*Work instructions:* Only the lines holding the string "number" are needed. Copy each one.
-- begin Extracted material --
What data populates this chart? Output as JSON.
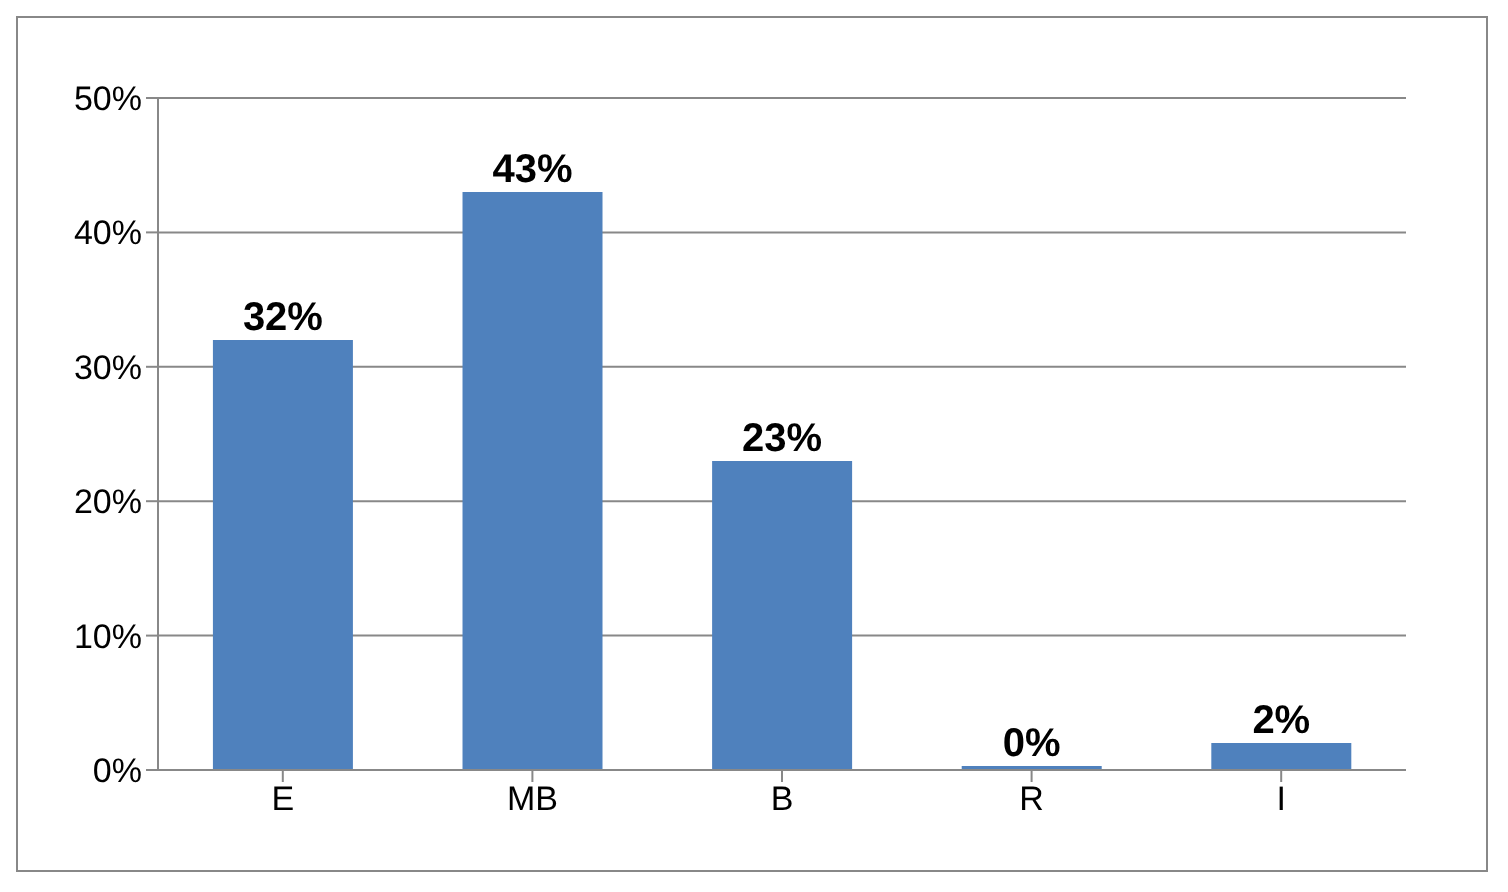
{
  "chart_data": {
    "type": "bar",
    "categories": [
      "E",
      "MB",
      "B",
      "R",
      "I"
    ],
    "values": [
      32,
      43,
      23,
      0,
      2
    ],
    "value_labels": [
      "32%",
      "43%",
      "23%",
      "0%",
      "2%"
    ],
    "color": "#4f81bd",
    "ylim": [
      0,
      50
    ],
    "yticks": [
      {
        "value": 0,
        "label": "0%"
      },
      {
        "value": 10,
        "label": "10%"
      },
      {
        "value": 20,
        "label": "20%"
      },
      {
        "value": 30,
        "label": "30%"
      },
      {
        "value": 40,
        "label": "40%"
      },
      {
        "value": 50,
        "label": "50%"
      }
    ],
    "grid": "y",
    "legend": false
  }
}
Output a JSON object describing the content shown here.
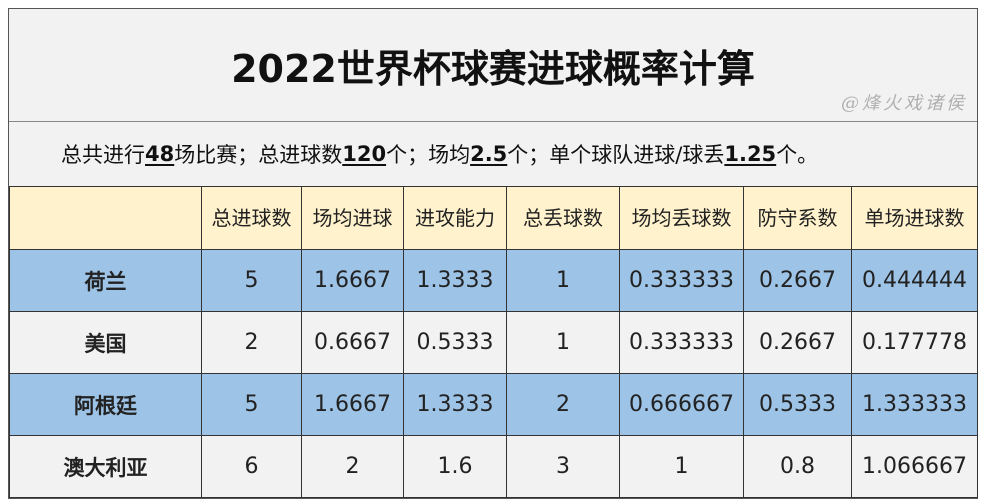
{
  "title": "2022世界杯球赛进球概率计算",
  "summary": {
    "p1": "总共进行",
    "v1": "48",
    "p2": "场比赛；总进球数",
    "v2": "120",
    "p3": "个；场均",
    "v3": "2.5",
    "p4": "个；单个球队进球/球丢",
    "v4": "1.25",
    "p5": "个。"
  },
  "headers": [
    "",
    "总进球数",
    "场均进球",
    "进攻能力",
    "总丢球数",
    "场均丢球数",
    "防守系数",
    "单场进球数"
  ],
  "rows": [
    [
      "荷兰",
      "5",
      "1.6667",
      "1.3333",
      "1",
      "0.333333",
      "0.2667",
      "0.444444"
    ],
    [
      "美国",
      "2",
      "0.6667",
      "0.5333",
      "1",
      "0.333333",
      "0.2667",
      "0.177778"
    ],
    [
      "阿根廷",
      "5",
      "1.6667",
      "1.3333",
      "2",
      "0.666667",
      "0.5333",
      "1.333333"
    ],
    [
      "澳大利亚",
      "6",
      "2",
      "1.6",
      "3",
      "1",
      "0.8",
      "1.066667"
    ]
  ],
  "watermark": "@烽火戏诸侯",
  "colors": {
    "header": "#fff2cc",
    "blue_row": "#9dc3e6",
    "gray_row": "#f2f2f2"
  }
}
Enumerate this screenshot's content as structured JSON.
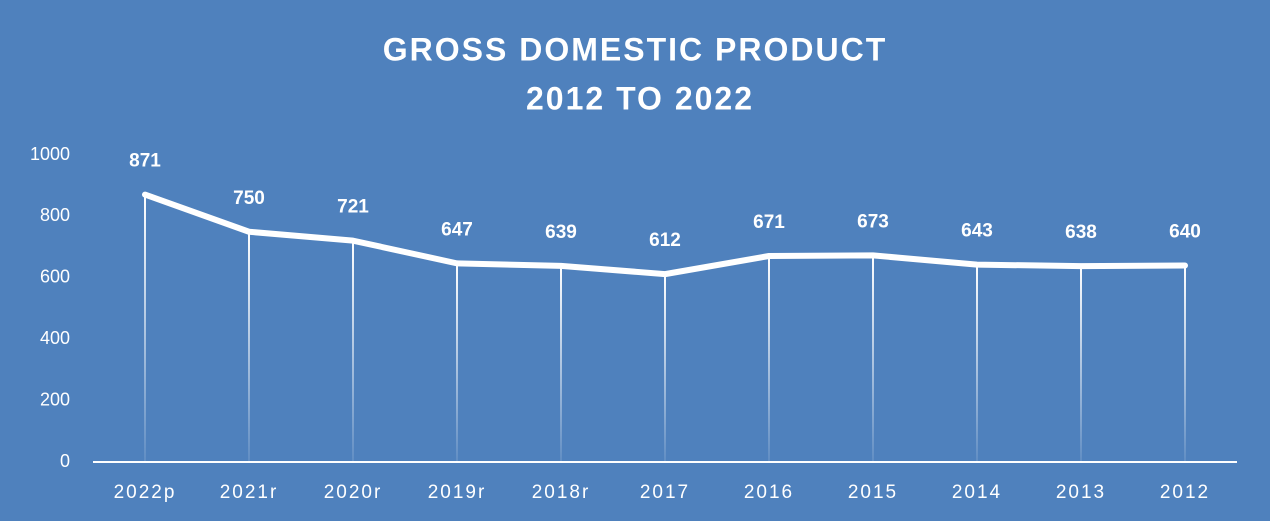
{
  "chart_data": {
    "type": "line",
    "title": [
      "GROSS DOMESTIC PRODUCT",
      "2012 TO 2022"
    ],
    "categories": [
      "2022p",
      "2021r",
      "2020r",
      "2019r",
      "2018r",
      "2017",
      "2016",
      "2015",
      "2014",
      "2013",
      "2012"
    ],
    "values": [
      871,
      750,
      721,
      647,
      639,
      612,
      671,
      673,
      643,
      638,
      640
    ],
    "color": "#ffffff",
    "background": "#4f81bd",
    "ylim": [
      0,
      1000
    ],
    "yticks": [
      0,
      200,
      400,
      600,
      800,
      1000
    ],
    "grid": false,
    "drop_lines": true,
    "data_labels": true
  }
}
-- end Extracted material --
-- begin Extracted material --
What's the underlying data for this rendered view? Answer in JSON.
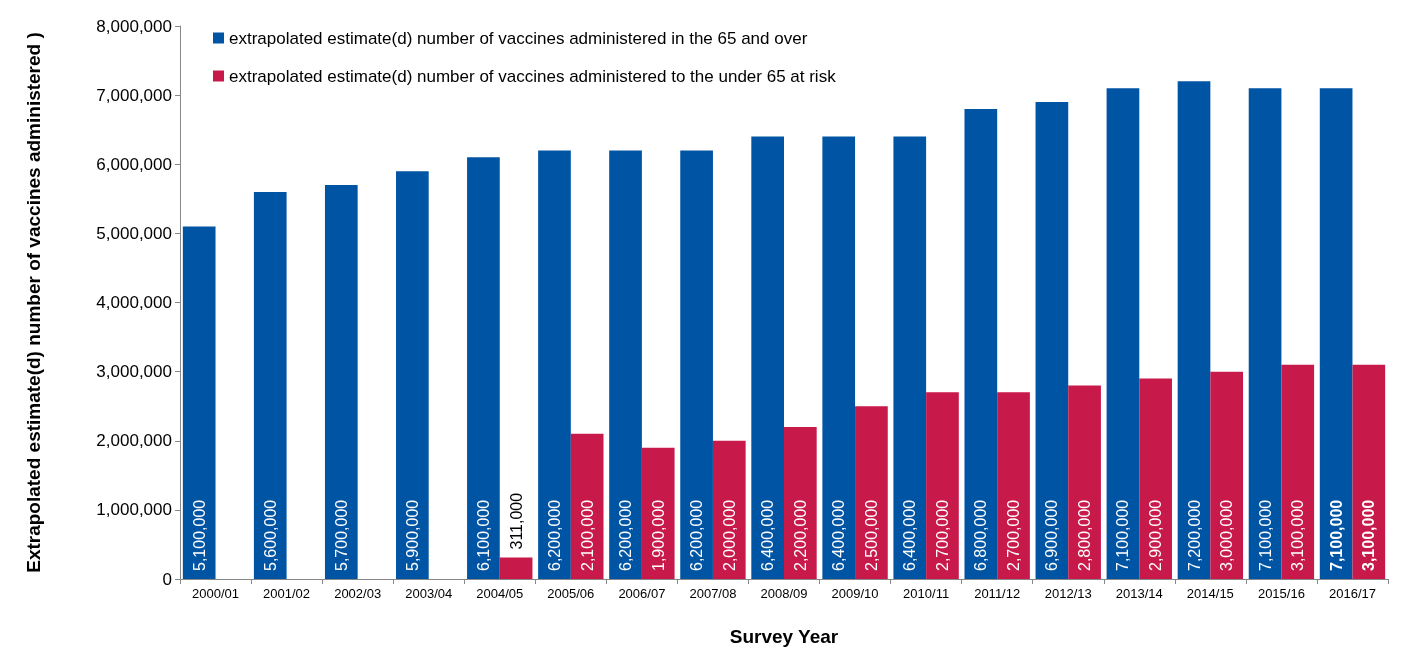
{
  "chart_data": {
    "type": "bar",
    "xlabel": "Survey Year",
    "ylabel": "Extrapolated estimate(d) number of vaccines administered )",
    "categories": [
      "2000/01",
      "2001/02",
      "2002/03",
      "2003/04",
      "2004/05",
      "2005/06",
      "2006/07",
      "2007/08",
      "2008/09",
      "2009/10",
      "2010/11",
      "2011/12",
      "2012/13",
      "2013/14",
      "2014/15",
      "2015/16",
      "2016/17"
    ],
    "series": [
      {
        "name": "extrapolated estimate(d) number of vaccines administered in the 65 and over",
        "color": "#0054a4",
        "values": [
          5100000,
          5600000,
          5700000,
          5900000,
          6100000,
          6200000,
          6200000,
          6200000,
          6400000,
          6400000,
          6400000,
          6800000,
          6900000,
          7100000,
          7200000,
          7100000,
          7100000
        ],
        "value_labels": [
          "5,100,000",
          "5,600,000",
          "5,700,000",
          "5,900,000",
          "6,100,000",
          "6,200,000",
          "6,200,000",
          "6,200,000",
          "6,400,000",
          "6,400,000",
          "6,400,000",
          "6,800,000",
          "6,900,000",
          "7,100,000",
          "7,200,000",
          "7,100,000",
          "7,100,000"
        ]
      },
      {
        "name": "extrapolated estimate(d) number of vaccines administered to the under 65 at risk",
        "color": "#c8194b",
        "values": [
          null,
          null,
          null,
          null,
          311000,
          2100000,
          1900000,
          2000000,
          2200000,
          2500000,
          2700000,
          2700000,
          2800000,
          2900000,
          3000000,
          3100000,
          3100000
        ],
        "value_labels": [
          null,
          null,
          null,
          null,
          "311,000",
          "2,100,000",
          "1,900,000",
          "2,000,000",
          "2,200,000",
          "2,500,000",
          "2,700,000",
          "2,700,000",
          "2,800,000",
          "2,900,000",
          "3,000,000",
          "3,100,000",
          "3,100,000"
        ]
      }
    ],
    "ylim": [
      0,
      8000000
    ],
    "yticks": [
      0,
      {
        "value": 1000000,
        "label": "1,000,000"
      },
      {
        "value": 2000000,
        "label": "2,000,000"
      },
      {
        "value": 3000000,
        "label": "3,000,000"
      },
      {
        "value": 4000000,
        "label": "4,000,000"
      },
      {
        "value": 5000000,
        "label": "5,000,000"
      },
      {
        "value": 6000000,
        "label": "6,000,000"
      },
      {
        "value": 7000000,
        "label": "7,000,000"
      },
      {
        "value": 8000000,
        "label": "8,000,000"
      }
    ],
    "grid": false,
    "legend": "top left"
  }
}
-- end Extracted material --
*Complete response:*
    "ylabel": "Extrapolated estimate(d) number of vaccines administered )",
        "name": "extrapolated estimate(d) number of vaccines administered in the 65 and over",
        "name": "extrapolated estimate(d) number of vaccines administered to the under 65 at risk",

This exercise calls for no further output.